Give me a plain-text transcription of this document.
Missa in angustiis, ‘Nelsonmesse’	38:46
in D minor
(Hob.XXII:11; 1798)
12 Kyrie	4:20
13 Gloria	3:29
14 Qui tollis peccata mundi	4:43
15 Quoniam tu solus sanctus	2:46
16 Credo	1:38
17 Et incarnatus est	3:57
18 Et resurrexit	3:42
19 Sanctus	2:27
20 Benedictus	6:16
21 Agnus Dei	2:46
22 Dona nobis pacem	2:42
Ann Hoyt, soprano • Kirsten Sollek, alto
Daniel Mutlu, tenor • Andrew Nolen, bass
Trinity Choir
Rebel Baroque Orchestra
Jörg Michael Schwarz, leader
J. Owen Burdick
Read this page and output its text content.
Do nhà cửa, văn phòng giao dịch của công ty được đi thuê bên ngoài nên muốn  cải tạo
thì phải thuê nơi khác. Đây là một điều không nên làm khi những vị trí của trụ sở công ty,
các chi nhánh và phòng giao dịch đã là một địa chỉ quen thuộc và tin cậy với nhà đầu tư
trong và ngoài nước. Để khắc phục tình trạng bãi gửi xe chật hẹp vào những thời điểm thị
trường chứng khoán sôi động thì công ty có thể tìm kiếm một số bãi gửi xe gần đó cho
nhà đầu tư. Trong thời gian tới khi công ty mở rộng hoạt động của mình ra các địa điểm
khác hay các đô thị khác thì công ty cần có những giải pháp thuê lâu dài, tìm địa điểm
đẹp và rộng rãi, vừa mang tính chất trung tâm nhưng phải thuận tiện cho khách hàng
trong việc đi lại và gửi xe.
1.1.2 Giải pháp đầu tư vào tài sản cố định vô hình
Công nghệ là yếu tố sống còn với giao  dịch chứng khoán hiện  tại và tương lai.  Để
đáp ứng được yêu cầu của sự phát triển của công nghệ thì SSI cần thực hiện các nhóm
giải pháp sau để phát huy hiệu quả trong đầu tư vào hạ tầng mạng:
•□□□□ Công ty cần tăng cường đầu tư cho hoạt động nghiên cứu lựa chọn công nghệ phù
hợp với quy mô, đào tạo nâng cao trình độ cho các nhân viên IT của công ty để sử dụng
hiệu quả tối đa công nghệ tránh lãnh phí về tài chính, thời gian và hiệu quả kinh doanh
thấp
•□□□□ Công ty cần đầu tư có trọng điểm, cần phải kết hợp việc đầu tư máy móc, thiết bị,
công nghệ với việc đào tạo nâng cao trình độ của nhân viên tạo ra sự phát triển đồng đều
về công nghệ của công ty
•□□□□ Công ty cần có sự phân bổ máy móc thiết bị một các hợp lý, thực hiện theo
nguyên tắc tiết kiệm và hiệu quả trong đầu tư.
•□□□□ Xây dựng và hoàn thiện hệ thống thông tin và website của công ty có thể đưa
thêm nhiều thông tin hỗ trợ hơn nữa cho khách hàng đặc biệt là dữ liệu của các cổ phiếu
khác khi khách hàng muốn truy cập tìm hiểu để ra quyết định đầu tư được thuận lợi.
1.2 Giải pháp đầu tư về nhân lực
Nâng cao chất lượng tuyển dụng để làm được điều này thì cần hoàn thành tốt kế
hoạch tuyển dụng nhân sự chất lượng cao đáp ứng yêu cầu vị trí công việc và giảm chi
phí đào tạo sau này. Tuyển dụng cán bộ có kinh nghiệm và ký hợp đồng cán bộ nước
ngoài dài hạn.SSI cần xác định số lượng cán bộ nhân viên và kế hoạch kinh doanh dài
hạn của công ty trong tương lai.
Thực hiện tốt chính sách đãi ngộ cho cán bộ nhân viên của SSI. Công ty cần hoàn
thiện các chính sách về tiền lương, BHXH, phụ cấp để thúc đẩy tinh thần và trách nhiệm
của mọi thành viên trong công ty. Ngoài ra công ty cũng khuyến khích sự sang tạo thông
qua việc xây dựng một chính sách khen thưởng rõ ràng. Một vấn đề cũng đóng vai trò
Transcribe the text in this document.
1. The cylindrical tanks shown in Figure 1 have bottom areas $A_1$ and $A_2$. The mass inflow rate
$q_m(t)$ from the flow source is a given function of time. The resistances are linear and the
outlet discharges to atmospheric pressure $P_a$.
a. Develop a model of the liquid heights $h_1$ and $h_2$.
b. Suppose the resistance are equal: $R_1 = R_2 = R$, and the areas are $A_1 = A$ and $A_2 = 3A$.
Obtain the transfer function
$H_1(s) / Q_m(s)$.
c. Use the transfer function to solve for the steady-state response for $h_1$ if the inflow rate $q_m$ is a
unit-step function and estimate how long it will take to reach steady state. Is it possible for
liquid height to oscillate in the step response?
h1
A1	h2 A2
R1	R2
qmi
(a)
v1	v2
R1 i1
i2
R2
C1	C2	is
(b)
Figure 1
______________________________
STATED EXERCISE
Return the number of lines that include the word "hiệu", and nothing else.

TASK OUTPUT
3